____ Extrait du document

Directeur d’études à l’École des hautes études en sciences sociales (EHESS) et ancien directeur scientifique du département des sciences de l’homme et de la société au CNRS, Maurice Godelier fut, de 1997 à 2000, le directeur scientifique du Musée du quai Branly.
Il évoque, dans cet entretien, sa déception de n’avoir pas pu contribuer à bâtir un « musée du XXIe siècle résolument postcolonial ».
Quel regard portez-vous sur le Musée du quai Branly dix ans après son inauguration ?
J’ai été nommé par Lionel Jospin directeur scientifique pour la programmation du Musée du quai Branly en décembre 1997. Auparavant, j’avais soutenu le projet d’un nouveau Musée de l’Homme qui aurait remplacé le Musée de l’Homme et le Musée des arts africains et océaniens en fusionnant leurs collections. Ma position était que le nouveau musée ne devait pas être seulement un musée d’art, comme probablement le désirait Jacques Kerchache, mais devait aussi nous faire connaître les sociétés qui avaient produit pour elles-mêmes ces chefs-d’œuvre. Avec Germain Viatte, le directeur du projet muséologique, nous avons eu la surprise de constater que Jean Nouvel avait conçu le musée sans que nous ayons notre mot à dire. Il a imaginé un musée d’ethnologie sans consulter les ethnologues. Le Quai Branly est devenu un musée d’art. Les plus belles des 300 000 pièces que renferment les collections ont été sélectionnées pour être exposées. Je penchais, de mon côté, en faveur d’un musée à double dimension dans lequel on puisse donner libre cours à deux jouissances : la jouissance de l’art et la jouissance du savoir. J’aurais souhaité que l’on recherche l’origine de chaque pièce : qui l’a volée ? Qui l’a achetée ? Qui l’a possédée ? Que voulait dire cet objet pour la société qui l’a fabriqué ? J’aurais voulu également un musée doté d’un double espace : un espace d’exposition et un espace d’interprétation, où les personnes puissent revoir les objets qui les avaient frappés à partir de banques de données et sur des écrans et des outils multimédias. Un espace de confort donc, où l’on puisse s’asseoir, au calme, en famille et y trouver toutes les informations que l’on recherche. Ce dispositif aurait permis aux sociétés qui ont produit ces objets d’être présentes. J’avais en tête d’en faire un musée d’un nouveau type, un musée du XXIe siècle résolument postcolonial.
Vous souhaitiez aussi créer un cinquième département consacré aux arts européens. Quelle était votre ambition ?
Jacques Chirac et Jacques Kerchache voulaient exposer les arts des quatre continents (Afrique, Asie, Amérique et Océanie) en excluant l’Europe. Ce choix constituait un réel problème. Les grandes questions de l’humanité – naître, vivre, mourir, le pouvoir, les dieux, etc. – sont transversales. J’ai alors proposé de créer un cinquième département pour traiter de ces thèmes en réintroduisant des objets européens. Un tel département aurait témoigné à la fois de l’unité de l’homme et de la variabilité de ses réalisations. Cela ne s’est pas fait. Le Musée du quai Branly est donc finalement un très beau musée du XXe siècle. Mais il n’a pas franchi, à mes yeux, la ligne de partage qui sépare le XXe siècle du XXIe. Il aurait fallu créer un musée directement en phase avec le monde globalisé d’aujourd’hui.

________

== Consignes ==
(a) Recopiez à l'identique les lignes du listing, en partant de celle qui contient « annotation-line: button resets » et en allant jusqu'à celle qui contient « macrobend-checkbox[interactable]: ✕ xyxy=(514,189,529,204) », ces deux lignes incluses.
(b) Poursuivez l'entretien consacré au Musée du quai Branly au-delà de sa dernière phrase.

____ Données enregistrées

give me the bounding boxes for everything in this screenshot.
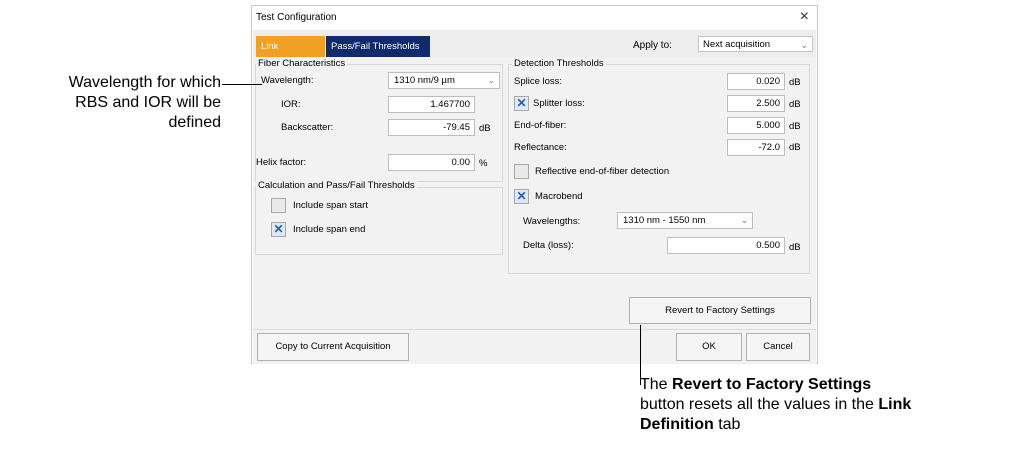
annotation-line: button resets all the values in the Link xyxy=(640,396,912,413)
end-of-fiber-unit: dB xyxy=(789,121,801,132)
helix-factor-label: Helix factor: xyxy=(256,157,307,168)
macrobend-checkbox[interactable]: ✕ xyxy=(514,189,529,204)
splice-loss-field[interactable]: 0.020 xyxy=(727,73,785,90)
tab-strip: Link Definition Pass/Fail Thresholds App… xyxy=(253,30,816,73)
copy-to-current-acquisition-button[interactable]: Copy to Current Acquisition xyxy=(257,333,409,361)
close-icon[interactable]: × xyxy=(800,8,809,26)
include-span-end-checkbox[interactable]: ✕ xyxy=(271,222,286,237)
end-of-fiber-label: End-of-fiber: xyxy=(514,120,567,131)
chevron-down-icon: ⌄ xyxy=(800,40,808,50)
apply-to-value: Next acquisition xyxy=(703,39,771,50)
check-icon: ✕ xyxy=(273,222,284,236)
helix-factor-field[interactable]: 0.00 xyxy=(388,154,475,171)
reflectance-field[interactable]: -72.0 xyxy=(727,139,785,156)
annotation-line: Definition tab xyxy=(640,416,741,433)
wavelengths-label: Wavelengths: xyxy=(523,216,581,227)
splitter-loss-field[interactable]: 2.500 xyxy=(727,95,785,112)
chevron-down-icon: ⌄ xyxy=(740,215,748,225)
delta-loss-label: Delta (loss): xyxy=(523,240,574,251)
check-icon: ✕ xyxy=(516,96,527,110)
ior-label: IOR: xyxy=(281,99,301,110)
reflective-eof-label: Reflective end-of-fiber detection xyxy=(535,166,670,177)
helix-factor-unit: % xyxy=(479,158,488,169)
include-span-start-label: Include span start xyxy=(293,200,368,211)
detection-thresholds-title: Detection Thresholds xyxy=(512,58,606,69)
ior-field[interactable]: 1.467700 xyxy=(388,96,475,113)
wavelength-callout-line xyxy=(222,84,262,85)
backscatter-unit: dB xyxy=(479,123,491,134)
tab-link-definition[interactable]: Link Definition xyxy=(256,36,325,73)
test-configuration-dialog: Test Configuration × Link Definition Pas… xyxy=(251,5,818,364)
revert-annotation: The Revert to Factory Settings button re… xyxy=(640,375,911,435)
splice-loss-label: Splice loss: xyxy=(514,76,563,87)
chevron-down-icon: ⌄ xyxy=(487,75,495,85)
backscatter-label: Backscatter: xyxy=(281,122,334,133)
wavelengths-value: 1310 nm - 1550 nm xyxy=(623,215,706,226)
splitter-loss-checkbox[interactable]: ✕ xyxy=(514,96,529,111)
reflectance-label: Reflectance: xyxy=(514,142,567,153)
annotation-line: The Revert to Factory Settings xyxy=(640,376,872,393)
splice-loss-unit: dB xyxy=(789,77,801,88)
link-definition-panel: Fiber Characteristics Wavelength: 1310 n… xyxy=(253,57,816,329)
wavelengths-select[interactable]: 1310 nm - 1550 nm ⌄ xyxy=(617,212,753,229)
wavelength-label: Wavelength: xyxy=(261,75,314,86)
include-span-start-checkbox[interactable] xyxy=(271,198,286,213)
splitter-loss-unit: dB xyxy=(789,99,801,110)
tab-pass-fail-thresholds[interactable]: Pass/Fail Thresholds xyxy=(326,36,430,57)
cancel-button[interactable]: Cancel xyxy=(746,333,810,361)
annotation-line: RBS and IOR will be xyxy=(75,94,221,111)
revert-to-factory-settings-button[interactable]: Revert to Factory Settings xyxy=(629,297,811,324)
annotation-line: Wavelength for which xyxy=(68,74,221,91)
dialog-title: Test Configuration xyxy=(256,12,337,23)
wavelength-annotation: Wavelength for which RBS and IOR will be… xyxy=(69,73,221,133)
apply-to-label: Apply to: xyxy=(633,40,672,51)
wavelength-select[interactable]: 1310 nm/9 µm ⌄ xyxy=(388,72,500,89)
apply-to-select[interactable]: Next acquisition ⌄ xyxy=(698,36,813,52)
calculation-title: Calculation and Pass/Fail Thresholds xyxy=(256,180,417,191)
include-span-end-label: Include span end xyxy=(293,224,366,235)
macrobend-label: Macrobend xyxy=(535,191,583,202)
calculation-group xyxy=(255,187,503,255)
backscatter-field[interactable]: -79.45 xyxy=(388,119,475,136)
end-of-fiber-field[interactable]: 5.000 xyxy=(727,117,785,134)
ok-button[interactable]: OK xyxy=(676,333,742,361)
delta-loss-field[interactable]: 0.500 xyxy=(667,237,785,254)
dialog-footer: Copy to Current Acquisition OK Cancel xyxy=(253,329,816,364)
splitter-loss-label: Splitter loss: xyxy=(533,98,585,109)
annotation-line: defined xyxy=(168,114,222,131)
title-bar: Test Configuration × xyxy=(252,6,817,30)
fiber-characteristics-title: Fiber Characteristics xyxy=(256,58,348,69)
wavelength-value: 1310 nm/9 µm xyxy=(394,75,455,86)
reflective-eof-checkbox[interactable] xyxy=(514,164,529,179)
check-icon: ✕ xyxy=(516,189,527,203)
delta-loss-unit: dB xyxy=(789,242,801,253)
reflectance-unit: dB xyxy=(789,142,801,153)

________

== Réponses aux consignes ==
(a)
annotation-line: button resets all the values in the Link xyxy=(640,396,912,413)
end-of-fiber-unit: dB xyxy=(789,121,801,132)
helix-factor-label: Helix factor: xyxy=(256,157,307,168)
macrobend-checkbox[interactable]: ✕ xyxy=(514,189,529,204)

(b)
Certains anthropologues critiquent le parti pris de l’esthétisation des objets qui a été celui du Quai Branly. Partagez-vous cet avis ?
La contemplation de la beauté, pour moi, peut constituer un tremplin pour avoir ensuite l’envie d’en savoir plus sur ces objets et sur les civilisations qui les ont créés. Je n’ai jamais critiqué le parti pris esthétique. Pour certains anthropologues la notion d’artiste n’existerait pas dans de nombreuses sociétés autres que la nôtre. Il n’y aurait, selon eux, que des artisans fabriquant des objets pour des rituels. Or ce ne sont pas tous les Africains qui peuvent se saisir d’un morceau de bois et en faire un superbe masque baoulé ou sénoufo. Nous avons découvert que de telles pièces venaient d’ateliers et que les artistes étaient connus de dizaines de villages aux alentours. Nous essayons de retrouver l’origine de ces pièces, les villages dont ils sont issus. Par ailleurs, des pièces de même style se retrouvent dans les grands musées européens et américains. Les comparer aide à retrouver leur origine. En procédant ainsi, on redonne un créateur, un auteur, à ces pièces comme on le fait pour les grands sculpteurs et peintres européens, c’est fondamental.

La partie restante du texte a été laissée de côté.